=== EXTRACTED ENTRIES ===
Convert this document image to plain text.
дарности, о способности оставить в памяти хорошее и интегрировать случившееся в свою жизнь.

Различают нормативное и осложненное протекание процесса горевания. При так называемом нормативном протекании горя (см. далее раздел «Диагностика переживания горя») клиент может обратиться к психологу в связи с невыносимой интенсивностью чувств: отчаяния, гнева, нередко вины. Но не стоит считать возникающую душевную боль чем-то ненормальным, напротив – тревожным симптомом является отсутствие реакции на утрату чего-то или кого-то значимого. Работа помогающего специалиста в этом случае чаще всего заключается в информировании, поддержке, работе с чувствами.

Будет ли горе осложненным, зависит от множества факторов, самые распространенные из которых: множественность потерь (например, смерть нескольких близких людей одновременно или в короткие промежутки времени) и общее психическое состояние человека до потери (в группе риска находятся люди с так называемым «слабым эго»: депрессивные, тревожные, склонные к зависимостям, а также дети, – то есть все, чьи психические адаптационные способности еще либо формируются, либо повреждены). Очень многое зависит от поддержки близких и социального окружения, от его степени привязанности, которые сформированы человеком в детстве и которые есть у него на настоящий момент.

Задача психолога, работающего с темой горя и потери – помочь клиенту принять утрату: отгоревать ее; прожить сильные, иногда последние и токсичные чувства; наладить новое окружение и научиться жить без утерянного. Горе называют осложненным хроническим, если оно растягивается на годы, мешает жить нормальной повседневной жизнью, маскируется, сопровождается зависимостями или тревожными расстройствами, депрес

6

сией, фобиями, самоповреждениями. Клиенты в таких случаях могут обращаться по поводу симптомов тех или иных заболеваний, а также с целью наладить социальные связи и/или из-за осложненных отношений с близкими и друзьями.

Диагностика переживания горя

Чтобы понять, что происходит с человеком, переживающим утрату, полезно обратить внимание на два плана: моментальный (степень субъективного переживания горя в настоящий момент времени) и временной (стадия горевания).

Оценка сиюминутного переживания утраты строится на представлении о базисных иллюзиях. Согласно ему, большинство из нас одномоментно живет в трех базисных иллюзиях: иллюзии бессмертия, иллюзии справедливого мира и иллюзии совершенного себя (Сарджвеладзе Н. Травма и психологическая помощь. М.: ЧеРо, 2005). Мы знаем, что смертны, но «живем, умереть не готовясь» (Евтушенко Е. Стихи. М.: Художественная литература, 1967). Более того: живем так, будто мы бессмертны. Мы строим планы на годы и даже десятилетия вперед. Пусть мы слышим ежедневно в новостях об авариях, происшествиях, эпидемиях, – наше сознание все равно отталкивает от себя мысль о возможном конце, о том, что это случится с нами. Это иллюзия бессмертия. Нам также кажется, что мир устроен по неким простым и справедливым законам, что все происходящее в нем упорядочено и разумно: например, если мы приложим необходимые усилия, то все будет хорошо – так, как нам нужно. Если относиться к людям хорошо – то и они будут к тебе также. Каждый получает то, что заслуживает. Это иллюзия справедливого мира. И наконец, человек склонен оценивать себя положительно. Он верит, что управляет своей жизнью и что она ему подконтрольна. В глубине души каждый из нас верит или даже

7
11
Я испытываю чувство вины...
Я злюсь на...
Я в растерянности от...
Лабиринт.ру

=== THE EXERCISE ===
Reproduce each entry word for word.

=== IN RESPONSE ===
Convert this document image to plain text.
дарности, о способности оставить в памяти хорошее и интегрировать случившееся в свою жизнь.

Различают нормативное и осложненное протекание процесса горевания. При так называемом нормативном протекании горя (см. далее раздел «Диагностика переживания горя») клиент может обратиться к психологу в связи с невыносимой интенсивностью чувств: отчаяния, гнева, нередко вины. Но не стоит считать возникающую душевную боль чем-то ненормальным, напротив – тревожным симптомом является отсутствие реакции на утрату чего-то или кого-то значимого. Работа помогающего специалиста в этом случае чаще всего заключается в информировании, поддержке, работе с чувствами.

Будет ли горе осложненным, зависит от множества факторов, самые распространенные из которых: множественность потерь (например, смерть нескольких близких людей одновременно или в короткие промежутки времени) и общее психическое состояние человека до потери (в группе риска находятся люди с так называемым «слабым эго»: депрессивные, тревожные, склонные к зависимостям, а также дети, – то есть все, чьи психические адаптационные способности еще либо формируются, либо повреждены). Очень многое зависит от поддержки близких и социального окружения, от его степени привязанности, которые сформированы человеком в детстве и которые есть у него на настоящий момент.

Задача психолога, работающего с темой горя и потери – помочь клиенту принять утрату: отгоревать ее; прожить сильные, иногда последние и токсичные чувства; наладить новое окружение и научиться жить без утерянного. Горе называют осложненным хроническим, если оно растягивается на годы, мешает жить нормальной повседневной жизнью, маскируется, сопровождается зависимостями или тревожными расстройствами, депрес

6

сией, фобиями, самоповреждениями. Клиенты в таких случаях могут обращаться по поводу симптомов тех или иных заболеваний, а также с целью наладить социальные связи и/или из-за осложненных отношений с близкими и друзьями.

Диагностика переживания горя

Чтобы понять, что происходит с человеком, переживающим утрату, полезно обратить внимание на два плана: моментальный (степень субъективного переживания горя в настоящий момент времени) и временной (стадия горевания).

Оценка сиюминутного переживания утраты строится на представлении о базисных иллюзиях. Согласно ему, большинство из нас одномоментно живет в трех базисных иллюзиях: иллюзии бессмертия, иллюзии справедливого мира и иллюзии совершенного себя (Сарджвеладзе Н. Травма и психологическая помощь. М.: ЧеРо, 2005). Мы знаем, что смертны, но «живем, умереть не готовясь» (Евтушенко Е. Стихи. М.: Художественная литература, 1967). Более того: живем так, будто мы бессмертны. Мы строим планы на годы и даже десятилетия вперед. Пусть мы слышим ежедневно в новостях об авариях, происшествиях, эпидемиях, – наше сознание все равно отталкивает от себя мысль о возможном конце, о том, что это случится с нами. Это иллюзия бессмертия. Нам также кажется, что мир устроен по неким простым и справедливым законам, что все происходящее в нем упорядочено и разумно: например, если мы приложим необходимые усилия, то все будет хорошо – так, как нам нужно. Если относиться к людям хорошо – то и они будут к тебе также. Каждый получает то, что заслуживает. Это иллюзия справедливого мира. И наконец, человек склонен оценивать себя положительно. Он верит, что управляет своей жизнью и что она ему подконтрольна. В глубине души каждый из нас верит или даже

7
11
Я испытываю чувство вины...
Я злюсь на...
Я в растерянности от...
Лабиринт.ру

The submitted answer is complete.